[Data records]
·····
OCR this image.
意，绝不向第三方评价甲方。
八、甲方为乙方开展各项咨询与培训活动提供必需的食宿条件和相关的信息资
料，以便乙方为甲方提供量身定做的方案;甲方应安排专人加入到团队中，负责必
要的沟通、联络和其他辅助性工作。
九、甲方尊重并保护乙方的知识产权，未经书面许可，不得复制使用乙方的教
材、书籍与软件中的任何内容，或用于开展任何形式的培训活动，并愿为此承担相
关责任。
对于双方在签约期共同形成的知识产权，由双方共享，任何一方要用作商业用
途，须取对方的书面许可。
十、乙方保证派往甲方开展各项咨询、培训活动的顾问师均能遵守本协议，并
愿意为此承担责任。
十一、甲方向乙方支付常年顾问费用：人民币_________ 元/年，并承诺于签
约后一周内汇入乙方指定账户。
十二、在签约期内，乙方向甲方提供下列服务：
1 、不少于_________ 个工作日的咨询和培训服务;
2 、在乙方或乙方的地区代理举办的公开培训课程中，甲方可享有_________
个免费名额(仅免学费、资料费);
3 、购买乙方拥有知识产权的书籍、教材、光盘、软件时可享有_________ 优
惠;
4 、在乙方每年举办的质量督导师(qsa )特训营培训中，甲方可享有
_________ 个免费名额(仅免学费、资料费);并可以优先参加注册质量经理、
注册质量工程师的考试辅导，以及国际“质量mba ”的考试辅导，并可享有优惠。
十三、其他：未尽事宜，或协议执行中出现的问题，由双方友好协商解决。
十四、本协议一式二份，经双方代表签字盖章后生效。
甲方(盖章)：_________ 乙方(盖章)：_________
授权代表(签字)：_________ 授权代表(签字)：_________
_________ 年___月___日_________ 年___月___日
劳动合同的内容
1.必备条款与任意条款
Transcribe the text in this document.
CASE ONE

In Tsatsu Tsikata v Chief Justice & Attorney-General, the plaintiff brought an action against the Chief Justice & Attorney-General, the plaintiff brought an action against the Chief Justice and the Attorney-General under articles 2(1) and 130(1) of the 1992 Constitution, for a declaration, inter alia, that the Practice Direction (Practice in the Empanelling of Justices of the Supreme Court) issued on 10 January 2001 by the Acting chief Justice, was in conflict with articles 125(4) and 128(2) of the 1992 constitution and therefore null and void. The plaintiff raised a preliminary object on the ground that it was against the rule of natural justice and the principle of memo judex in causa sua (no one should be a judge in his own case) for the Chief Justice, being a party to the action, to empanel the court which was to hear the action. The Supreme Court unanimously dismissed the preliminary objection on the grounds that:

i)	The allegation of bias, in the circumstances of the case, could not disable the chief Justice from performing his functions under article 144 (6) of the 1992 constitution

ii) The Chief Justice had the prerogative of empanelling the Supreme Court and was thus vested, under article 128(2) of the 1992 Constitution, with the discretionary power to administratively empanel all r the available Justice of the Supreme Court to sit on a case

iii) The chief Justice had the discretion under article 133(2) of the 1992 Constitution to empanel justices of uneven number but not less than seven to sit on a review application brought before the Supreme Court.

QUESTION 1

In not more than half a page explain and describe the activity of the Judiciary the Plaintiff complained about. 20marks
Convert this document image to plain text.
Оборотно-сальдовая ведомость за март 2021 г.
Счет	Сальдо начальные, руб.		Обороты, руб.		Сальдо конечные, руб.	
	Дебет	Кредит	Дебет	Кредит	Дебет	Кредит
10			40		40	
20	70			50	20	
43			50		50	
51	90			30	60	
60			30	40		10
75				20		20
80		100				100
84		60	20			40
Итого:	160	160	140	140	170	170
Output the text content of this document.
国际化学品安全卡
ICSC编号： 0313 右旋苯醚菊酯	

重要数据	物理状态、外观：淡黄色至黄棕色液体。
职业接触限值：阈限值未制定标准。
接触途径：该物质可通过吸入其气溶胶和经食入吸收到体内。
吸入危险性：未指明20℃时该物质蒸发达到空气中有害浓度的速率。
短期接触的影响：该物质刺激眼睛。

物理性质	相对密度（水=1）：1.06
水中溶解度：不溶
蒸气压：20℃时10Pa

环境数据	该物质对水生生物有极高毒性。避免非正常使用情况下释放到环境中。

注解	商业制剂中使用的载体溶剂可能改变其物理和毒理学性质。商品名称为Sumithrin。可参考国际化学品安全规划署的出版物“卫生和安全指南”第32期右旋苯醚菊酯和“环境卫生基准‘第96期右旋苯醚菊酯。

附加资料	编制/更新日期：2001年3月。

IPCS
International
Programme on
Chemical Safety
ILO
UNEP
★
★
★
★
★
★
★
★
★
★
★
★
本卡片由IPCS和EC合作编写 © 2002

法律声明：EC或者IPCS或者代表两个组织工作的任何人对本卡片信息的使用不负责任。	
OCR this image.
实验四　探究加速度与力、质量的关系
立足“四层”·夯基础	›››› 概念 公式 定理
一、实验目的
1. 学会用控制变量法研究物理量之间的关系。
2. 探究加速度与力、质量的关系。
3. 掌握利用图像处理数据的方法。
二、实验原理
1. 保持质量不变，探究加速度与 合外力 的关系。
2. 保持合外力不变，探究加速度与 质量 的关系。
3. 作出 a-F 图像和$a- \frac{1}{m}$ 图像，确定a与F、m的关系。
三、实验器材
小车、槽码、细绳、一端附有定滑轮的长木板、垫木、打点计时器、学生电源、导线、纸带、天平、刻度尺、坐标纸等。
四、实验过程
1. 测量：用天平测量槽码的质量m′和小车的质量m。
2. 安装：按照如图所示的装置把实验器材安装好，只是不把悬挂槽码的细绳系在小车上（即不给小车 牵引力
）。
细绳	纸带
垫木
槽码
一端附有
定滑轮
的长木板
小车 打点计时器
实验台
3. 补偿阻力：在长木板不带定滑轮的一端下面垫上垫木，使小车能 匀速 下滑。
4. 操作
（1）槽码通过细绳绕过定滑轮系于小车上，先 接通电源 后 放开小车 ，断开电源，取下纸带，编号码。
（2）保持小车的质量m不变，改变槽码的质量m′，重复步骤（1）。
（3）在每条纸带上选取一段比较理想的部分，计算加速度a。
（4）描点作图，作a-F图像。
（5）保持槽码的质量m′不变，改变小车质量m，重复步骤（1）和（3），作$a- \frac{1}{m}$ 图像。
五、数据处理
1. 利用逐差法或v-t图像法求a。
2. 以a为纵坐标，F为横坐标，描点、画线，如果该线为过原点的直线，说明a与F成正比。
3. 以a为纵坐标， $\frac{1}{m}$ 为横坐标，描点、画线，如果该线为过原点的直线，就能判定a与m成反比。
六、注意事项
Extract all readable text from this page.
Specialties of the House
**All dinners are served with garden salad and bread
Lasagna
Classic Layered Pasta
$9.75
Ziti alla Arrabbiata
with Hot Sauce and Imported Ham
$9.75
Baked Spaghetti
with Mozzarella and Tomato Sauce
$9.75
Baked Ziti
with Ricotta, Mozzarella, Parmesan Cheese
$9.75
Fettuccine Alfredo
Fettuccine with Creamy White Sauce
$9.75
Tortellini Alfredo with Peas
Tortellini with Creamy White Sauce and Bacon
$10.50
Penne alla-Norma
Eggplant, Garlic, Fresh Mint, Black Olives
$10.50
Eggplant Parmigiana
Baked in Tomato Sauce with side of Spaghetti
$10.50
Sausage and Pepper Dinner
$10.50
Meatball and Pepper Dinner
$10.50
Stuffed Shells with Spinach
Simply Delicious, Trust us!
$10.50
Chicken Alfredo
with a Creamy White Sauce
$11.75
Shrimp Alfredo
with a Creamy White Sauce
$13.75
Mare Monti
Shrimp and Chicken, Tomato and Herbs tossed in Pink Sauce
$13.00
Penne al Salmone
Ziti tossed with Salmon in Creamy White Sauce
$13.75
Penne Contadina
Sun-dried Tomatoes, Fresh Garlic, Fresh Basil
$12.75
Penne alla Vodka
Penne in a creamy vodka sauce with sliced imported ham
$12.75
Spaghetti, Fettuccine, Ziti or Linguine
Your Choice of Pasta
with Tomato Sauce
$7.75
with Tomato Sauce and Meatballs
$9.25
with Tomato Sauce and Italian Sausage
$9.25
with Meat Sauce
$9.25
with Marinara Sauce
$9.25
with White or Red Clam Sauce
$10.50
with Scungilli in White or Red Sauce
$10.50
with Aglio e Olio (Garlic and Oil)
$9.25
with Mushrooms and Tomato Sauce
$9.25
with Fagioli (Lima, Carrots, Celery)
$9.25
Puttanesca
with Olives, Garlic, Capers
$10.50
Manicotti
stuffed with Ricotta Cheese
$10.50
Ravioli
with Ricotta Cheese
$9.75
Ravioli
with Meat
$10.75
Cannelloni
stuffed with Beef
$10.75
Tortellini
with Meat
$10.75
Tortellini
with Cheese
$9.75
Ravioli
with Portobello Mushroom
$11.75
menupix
·····
Task brief: Identify each line of the material where the word "Olives" shows up, and copy it.

The solution:
Eggplant, Garlic, Fresh Mint, Black Olives
with Olives, Garlic, Capers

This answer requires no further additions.